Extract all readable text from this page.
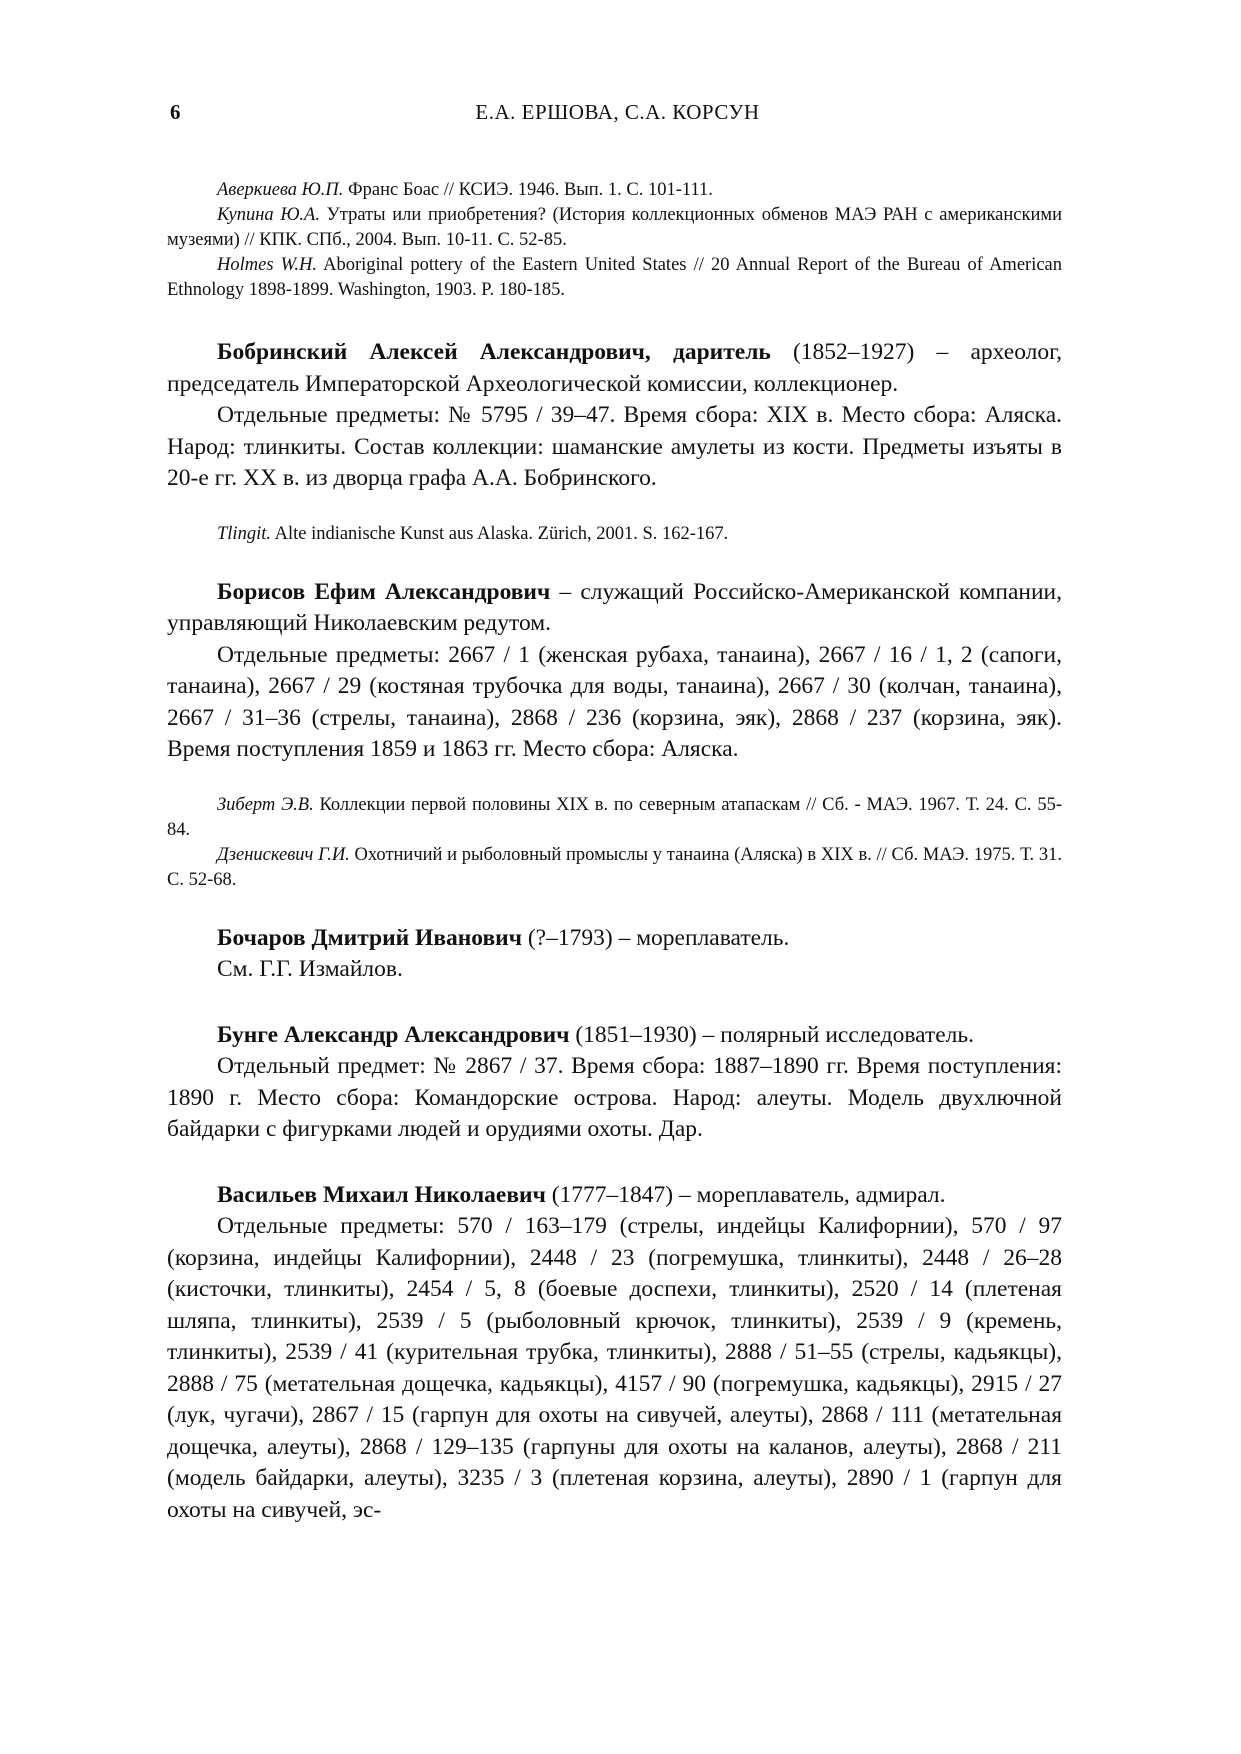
6	Е.А. ЕРШОВА, С.А. КОРСУН

Аверкиева Ю.П. Франс Боас // КСИЭ. 1946. Вып. 1. С. 101-111.

Купина Ю.А. Утраты или приобретения? (История коллекционных обменов МАЭ РАН с американскими музеями) // КПК. СПб., 2004. Вып. 10-11. С. 52-85.

Holmes W.H. Aboriginal pottery of the Eastern United States // 20 Annual Report of the Bureau of American Ethnology 1898-1899. Washington, 1903. P. 180-185.

Бобринский Алексей Александрович, даритель (1852–1927) – археолог, председатель Императорской Археологической комиссии, коллекционер.

Отдельные предметы: № 5795 / 39–47. Время сбора: XIX в. Место сбора: Аляска. Народ: тлинкиты. Состав коллекции: шаманские амулеты из кости. Предметы изъяты в 20-е гг. XX в. из дворца графа А.А. Бобринского.

Tlingit. Alte indianische Kunst aus Alaska. Zürich, 2001. S. 162-167.

Борисов Ефим Александрович – служащий Российско-Американской компании, управляющий Николаевским редутом.

Отдельные предметы: 2667 / 1 (женская рубаха, танаина), 2667 / 16 / 1, 2 (сапоги, танаина), 2667 / 29 (костяная трубочка для воды, танаина), 2667 / 30 (колчан, танаина), 2667 / 31–36 (стрелы, танаина), 2868 / 236 (корзина, эяк), 2868 / 237 (корзина, эяк). Время поступления 1859 и 1863 гг. Место сбора: Аляска.

Зиберт Э.В. Коллекции первой половины XIX в. по северным атапаскам // Сб. - МАЭ. 1967. Т. 24. С. 55-84.

Дзенискевич Г.И. Охотничий и рыболовный промыслы у танаина (Аляска) в XIX в. // Сб. МАЭ. 1975. Т. 31. С. 52-68.

Бочаров Дмитрий Иванович (?–1793) – мореплаватель.

См. Г.Г. Измайлов.

Бунге Александр Александрович (1851–1930) – полярный исследователь.

Отдельный предмет: № 2867 / 37. Время сбора: 1887–1890 гг. Время поступления: 1890 г. Место сбора: Командорские острова. Народ: алеуты. Модель двухлючной байдарки с фигурками людей и орудиями охоты. Дар.

Васильев Михаил Николаевич (1777–1847) – мореплаватель, адмирал.

Отдельные предметы: 570 / 163–179 (стрелы, индейцы Калифорнии), 570 / 97 (корзина, индейцы Калифорнии), 2448 / 23 (погремушка, тлинкиты), 2448 / 26–28 (кисточки, тлинкиты), 2454 / 5, 8 (боевые доспехи, тлинкиты), 2520 / 14 (плетеная шляпа, тлинкиты), 2539 / 5 (рыболовный крючок, тлинкиты), 2539 / 9 (кремень, тлинкиты), 2539 / 41 (курительная трубка, тлинкиты), 2888 / 51–55 (стрелы, кадьякцы), 2888 / 75 (метательная дощечка, кадьякцы), 4157 / 90 (погремушка, кадьякцы), 2915 / 27 (лук, чугачи), 2867 / 15 (гарпун для охоты на сивучей, алеуты), 2868 / 111 (метательная дощечка, алеуты), 2868 / 129–135 (гарпуны для охоты на каланов, алеуты), 2868 / 211 (модель байдарки, алеуты), 3235 / 3 (плетеная корзина, алеуты), 2890 / 1 (гарпун для охоты на сивучей, эс-
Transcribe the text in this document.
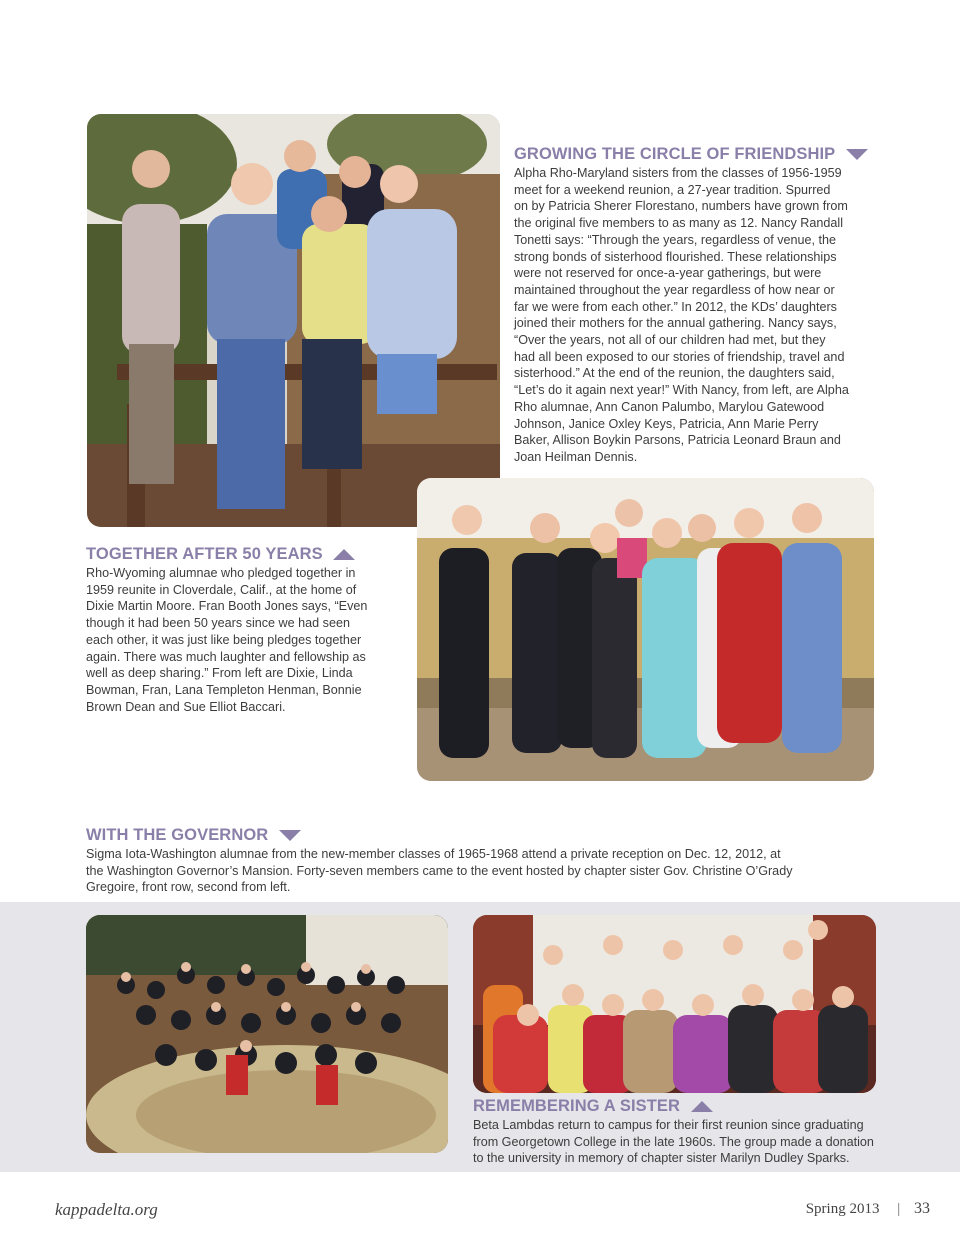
GROWING THE CIRCLE OF FRIENDSHIP
Alpha Rho-Maryland sisters from the classes of 1956-1959
meet for a weekend reunion, a 27-year tradition. Spurred
on by Patricia Sherer Florestano, numbers have grown from
the original five members to as many as 12. Nancy Randall
Tonetti says: “Through the years, regardless of venue, the
strong bonds of sisterhood flourished. These relationships
were not reserved for once-a-year gatherings, but were
maintained throughout the year regardless of how near or
far we were from each other.” In 2012, the KDs’ daughters
joined their mothers for the annual gathering. Nancy says,
“Over the years, not all of our children had met, but they
had all been exposed to our stories of friendship, travel and
sisterhood.” At the end of the reunion, the daughters said,
“Let’s do it again next year!” With Nancy, from left, are Alpha
Rho alumnae, Ann Canon Palumbo, Marylou Gatewood
Johnson, Janice Oxley Keys, Patricia, Ann Marie Perry
Baker, Allison Boykin Parsons, Patricia Leonard Braun and
Joan Heilman Dennis.
TOGETHER AFTER 50 YEARS
Rho-Wyoming alumnae who pledged together in
1959 reunite in Cloverdale, Calif., at the home of
Dixie Martin Moore. Fran Booth Jones says, “Even
though it had been 50 years since we had seen
each other, it was just like being pledges together
again. There was much laughter and fellowship as
well as deep sharing.” From left are Dixie, Linda
Bowman, Fran, Lana Templeton Henman, Bonnie
Brown Dean and Sue Elliot Baccari.
WITH THE GOVERNOR
Sigma Iota-Washington alumnae from the new-member classes of 1965-1968 attend a private reception on Dec. 12, 2012, at
the Washington Governor’s Mansion. Forty-seven members came to the event hosted by chapter sister Gov. Christine O’Grady
Gregoire, front row, second from left.
REMEMBERING A SISTER
Beta Lambdas return to campus for their first reunion since graduating
from Georgetown College in the late 1960s. The group made a donation
to the university in memory of chapter sister Marilyn Dudley Sparks.
kappadelta.org	Spring 2013 | 33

━━━━━━

Select every line in the records above that contains the word "сбора".

Response to the exercise:
Отдельные предметы: № 5795 / 39–47. Время сбора: XIX в. Место сбора: Аляска. Народ: тлинкиты. Состав коллекции: шаманские амулеты из кости. Предметы изъяты в 20-е гг. XX в. из дворца графа А.А. Бобринского.
Отдельные предметы: 2667 / 1 (женская рубаха, танаина), 2667 / 16 / 1, 2 (сапоги, танаина), 2667 / 29 (костяная трубочка для воды, танаина), 2667 / 30 (колчан, танаина), 2667 / 31–36 (стрелы, танаина), 2868 / 236 (корзина, эяк), 2868 / 237 (корзина, эяк). Время поступления 1859 и 1863 гг. Место сбора: Аляска.
Отдельный предмет: № 2867 / 37. Время сбора: 1887–1890 гг. Время поступления: 1890 г. Место сбора: Командорские острова. Народ: алеуты. Модель двухлючной байдарки с фигурками людей и орудиями охоты. Дар.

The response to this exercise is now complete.